Indiquez, s'il vous plaît, le titre du film d'Abraham Poincheval que l'extrait présente comme projeté pour la première fois à la Biennale de Lyon en 2019.

_Extrait_
* * * * * * * * *
18h45 – Abraham Poincheval – Artiste performeur
« 10 février 2021 – 17h »
Résumé : Abraham Poincheval présentera sa démarche artistique dans les liens qu’elle établit avec le monde animal, notamment au travers d’expérimentations temporelles.
Abraham Poincheval (né en 1972 à Alençon, vit à Marseille) est un explorateur insatiable. Qu'il s'agisse de traverser les Alpes en poussant une capsule qui lui sert d'abri ou de s'enfermer une semaine dans un rocher, ses expéditions – itinérantes ou statiques – nécessitent un engagement total du corps. Les sculptures habitables que l'artiste conçoit sont des laboratoires au moyen desquels il fait l'expérience du temps, de l'enfermement ou de l'immobilité. Elles sont l'enveloppe qui accueille le performeur, l'objet qui perturbe le paysage et qui existe à travers les récits des témoins. Les œuvres et performances d'Abraham Poincheval font régulièrement l'objet d'expositions et d'invitations en France et à l'international. En 2017, le Palais de Tokyo l'invite pour une exposition personnelle durant laquelle deux nouvelles performances le conduisent à expérimenter les temporalités des règnes animal et minéral (Pierre et OEuf). Le musée de la Chasse et de la Nature, Paris (FR), l'Institut d'art contemporain - IAC, Villeurbanne (FR), La Criée, centre d'art contemporain, Rennes (FR), le MAC VAL, Vitry-sur-Seine (FR) et Le Frac Paca, Marseille (FR) entre autres, lui ont récemment consacré des expositions personnelles. En 2019, il participe à la15ème Biennale de Lyon (FR) où est projeté pour la première fois son film Walk on Clouds. Ses oeuvres sont conservées dans les collections du Centre national des arts plastiques - CNAP, Paris (FR), du Musée-Forum de l'Aurignacien, Aurignac (FR), du MAC VAL, Musée d’Art Contemporain du Val-de-Marne, Vitry-sur-Seine (FR), du Musée d'art du Valais, Sion (CH) et des FRACs Corse, Franche-Comté, Limousin, Occitanie et PACA (FR).
En partenariat avec l'Espal Les Quinconces ; EHESS ; UCO ; ESAM Caen Cherbourg.
* * * * * * * * *
_Données étudiées_
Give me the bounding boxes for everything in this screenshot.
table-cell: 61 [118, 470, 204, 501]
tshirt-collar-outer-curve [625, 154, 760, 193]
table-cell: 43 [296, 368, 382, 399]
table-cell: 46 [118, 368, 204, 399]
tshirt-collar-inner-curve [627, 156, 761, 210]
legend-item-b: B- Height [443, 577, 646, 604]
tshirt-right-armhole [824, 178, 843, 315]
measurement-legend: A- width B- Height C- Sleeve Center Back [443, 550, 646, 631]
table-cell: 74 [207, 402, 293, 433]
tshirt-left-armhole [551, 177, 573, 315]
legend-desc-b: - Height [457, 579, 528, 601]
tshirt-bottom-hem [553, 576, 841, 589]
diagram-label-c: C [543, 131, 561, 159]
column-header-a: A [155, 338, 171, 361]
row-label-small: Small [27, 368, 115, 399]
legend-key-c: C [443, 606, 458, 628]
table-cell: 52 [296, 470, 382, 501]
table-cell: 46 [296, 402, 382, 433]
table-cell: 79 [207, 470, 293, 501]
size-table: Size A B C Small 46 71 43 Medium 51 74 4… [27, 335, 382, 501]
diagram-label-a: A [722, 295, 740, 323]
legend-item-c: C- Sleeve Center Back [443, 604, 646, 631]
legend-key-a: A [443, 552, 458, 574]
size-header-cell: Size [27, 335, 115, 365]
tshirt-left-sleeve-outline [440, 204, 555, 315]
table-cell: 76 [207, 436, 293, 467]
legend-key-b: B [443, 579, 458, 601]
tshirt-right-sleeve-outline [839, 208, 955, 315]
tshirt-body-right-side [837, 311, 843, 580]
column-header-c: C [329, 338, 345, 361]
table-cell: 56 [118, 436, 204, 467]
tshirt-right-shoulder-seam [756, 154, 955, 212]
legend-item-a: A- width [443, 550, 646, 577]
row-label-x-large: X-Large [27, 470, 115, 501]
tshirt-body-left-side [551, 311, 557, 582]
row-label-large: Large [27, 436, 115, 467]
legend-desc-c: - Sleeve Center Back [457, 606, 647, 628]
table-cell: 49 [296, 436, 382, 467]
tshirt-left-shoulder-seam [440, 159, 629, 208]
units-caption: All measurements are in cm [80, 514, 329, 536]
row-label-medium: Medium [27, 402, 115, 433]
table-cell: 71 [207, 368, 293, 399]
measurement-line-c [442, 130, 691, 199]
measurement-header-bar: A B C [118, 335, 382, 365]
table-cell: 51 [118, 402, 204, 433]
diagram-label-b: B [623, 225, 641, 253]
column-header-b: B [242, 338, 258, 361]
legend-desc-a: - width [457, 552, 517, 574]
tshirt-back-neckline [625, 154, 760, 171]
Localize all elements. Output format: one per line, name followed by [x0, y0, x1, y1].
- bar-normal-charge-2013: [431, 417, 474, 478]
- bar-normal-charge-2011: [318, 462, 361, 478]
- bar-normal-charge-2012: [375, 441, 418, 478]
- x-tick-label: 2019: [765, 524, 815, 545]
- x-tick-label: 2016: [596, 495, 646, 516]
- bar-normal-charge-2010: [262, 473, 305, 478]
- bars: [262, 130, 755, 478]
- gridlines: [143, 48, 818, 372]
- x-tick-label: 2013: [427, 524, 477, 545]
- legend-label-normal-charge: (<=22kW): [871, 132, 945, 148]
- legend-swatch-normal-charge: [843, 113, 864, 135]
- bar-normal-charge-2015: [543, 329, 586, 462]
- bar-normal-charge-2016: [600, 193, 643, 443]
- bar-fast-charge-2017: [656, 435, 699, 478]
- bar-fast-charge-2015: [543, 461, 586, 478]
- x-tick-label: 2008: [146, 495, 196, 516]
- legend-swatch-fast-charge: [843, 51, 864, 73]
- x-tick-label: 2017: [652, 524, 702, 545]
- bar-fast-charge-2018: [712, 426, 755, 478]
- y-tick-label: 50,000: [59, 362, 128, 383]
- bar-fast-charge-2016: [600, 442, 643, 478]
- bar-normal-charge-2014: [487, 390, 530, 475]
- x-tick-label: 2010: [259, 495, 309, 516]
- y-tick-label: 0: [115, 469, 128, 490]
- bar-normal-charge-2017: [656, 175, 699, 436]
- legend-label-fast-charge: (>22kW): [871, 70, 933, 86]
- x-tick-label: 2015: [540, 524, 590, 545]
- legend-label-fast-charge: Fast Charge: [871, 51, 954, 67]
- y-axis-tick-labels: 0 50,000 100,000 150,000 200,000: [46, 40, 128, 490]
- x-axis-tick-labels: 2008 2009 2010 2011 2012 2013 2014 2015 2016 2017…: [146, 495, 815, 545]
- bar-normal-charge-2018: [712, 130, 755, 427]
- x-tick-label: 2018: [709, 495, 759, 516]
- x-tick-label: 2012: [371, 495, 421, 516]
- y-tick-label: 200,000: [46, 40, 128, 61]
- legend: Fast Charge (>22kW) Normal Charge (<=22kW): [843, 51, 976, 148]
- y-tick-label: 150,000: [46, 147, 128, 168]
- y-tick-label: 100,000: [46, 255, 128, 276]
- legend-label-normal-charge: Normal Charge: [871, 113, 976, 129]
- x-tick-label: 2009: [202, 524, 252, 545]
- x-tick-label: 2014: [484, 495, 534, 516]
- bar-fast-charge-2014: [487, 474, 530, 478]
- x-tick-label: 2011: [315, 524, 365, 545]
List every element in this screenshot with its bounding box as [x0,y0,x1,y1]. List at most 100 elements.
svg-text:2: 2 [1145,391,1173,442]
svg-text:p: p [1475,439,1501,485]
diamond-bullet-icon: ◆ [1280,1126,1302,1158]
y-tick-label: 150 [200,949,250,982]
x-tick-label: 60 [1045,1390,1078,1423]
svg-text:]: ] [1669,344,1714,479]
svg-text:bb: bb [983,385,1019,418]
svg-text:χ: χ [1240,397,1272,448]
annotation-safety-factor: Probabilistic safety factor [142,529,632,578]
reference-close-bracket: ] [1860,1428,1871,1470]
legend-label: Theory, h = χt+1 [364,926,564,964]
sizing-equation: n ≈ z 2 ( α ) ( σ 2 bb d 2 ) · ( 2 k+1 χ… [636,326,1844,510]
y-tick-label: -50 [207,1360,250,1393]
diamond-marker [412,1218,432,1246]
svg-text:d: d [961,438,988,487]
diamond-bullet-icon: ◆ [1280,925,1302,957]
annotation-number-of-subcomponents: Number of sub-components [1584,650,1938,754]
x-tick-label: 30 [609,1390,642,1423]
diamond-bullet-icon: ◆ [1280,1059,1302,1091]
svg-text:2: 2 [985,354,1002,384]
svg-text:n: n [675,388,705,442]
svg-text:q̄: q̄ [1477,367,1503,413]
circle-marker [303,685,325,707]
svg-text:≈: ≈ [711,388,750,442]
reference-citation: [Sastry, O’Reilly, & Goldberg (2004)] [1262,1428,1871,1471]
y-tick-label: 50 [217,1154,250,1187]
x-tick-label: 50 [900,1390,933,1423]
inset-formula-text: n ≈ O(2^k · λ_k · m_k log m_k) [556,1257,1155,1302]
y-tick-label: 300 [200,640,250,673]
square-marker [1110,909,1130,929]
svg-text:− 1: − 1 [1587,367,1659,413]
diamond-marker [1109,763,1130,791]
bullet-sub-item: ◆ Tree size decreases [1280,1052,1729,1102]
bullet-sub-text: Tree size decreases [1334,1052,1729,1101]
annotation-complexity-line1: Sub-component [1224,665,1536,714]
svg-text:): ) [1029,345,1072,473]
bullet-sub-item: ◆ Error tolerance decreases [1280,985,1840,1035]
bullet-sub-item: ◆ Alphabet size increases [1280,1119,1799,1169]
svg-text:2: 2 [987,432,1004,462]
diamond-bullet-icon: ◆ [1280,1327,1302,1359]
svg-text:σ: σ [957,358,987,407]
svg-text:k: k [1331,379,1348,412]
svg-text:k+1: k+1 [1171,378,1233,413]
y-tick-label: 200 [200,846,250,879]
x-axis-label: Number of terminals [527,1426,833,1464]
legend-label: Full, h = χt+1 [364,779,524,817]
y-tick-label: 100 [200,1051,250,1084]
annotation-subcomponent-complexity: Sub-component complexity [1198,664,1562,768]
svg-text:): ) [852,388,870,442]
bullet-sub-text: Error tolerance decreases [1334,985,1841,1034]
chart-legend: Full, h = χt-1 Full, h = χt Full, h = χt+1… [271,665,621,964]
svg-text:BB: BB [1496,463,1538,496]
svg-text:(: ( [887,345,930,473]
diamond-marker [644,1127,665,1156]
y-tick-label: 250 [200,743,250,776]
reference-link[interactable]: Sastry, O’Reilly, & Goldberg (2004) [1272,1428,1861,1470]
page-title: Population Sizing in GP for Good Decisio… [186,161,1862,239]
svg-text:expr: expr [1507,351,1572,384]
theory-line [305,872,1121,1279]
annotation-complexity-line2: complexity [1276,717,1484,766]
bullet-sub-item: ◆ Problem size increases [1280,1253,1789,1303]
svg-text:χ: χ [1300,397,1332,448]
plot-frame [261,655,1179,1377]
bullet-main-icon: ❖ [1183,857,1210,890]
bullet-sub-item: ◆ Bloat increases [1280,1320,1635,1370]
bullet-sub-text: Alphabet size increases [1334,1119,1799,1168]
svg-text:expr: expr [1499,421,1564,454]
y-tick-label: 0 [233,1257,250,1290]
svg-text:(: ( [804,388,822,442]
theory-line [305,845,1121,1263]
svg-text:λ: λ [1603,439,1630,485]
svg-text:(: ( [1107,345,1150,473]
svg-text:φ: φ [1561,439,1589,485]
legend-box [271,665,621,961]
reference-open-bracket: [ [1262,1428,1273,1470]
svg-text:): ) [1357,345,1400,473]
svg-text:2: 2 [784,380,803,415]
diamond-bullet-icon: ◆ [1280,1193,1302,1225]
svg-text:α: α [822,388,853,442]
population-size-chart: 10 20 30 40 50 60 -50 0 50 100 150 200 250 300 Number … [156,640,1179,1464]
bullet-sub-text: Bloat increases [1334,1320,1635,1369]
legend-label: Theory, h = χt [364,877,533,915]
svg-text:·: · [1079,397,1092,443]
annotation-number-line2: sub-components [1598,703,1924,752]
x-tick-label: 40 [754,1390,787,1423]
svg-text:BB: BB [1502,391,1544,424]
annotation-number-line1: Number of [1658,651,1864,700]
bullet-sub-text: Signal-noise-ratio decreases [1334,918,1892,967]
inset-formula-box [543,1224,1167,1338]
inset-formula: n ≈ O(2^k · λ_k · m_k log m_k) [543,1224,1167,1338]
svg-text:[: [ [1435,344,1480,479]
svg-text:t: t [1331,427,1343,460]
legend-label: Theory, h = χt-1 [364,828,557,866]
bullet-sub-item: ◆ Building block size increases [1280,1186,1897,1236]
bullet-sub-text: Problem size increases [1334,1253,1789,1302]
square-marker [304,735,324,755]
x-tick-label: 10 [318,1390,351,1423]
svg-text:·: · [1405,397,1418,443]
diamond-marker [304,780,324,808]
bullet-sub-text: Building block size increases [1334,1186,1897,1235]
* * * * * * * * *
_Réponse_
Walk on Clouds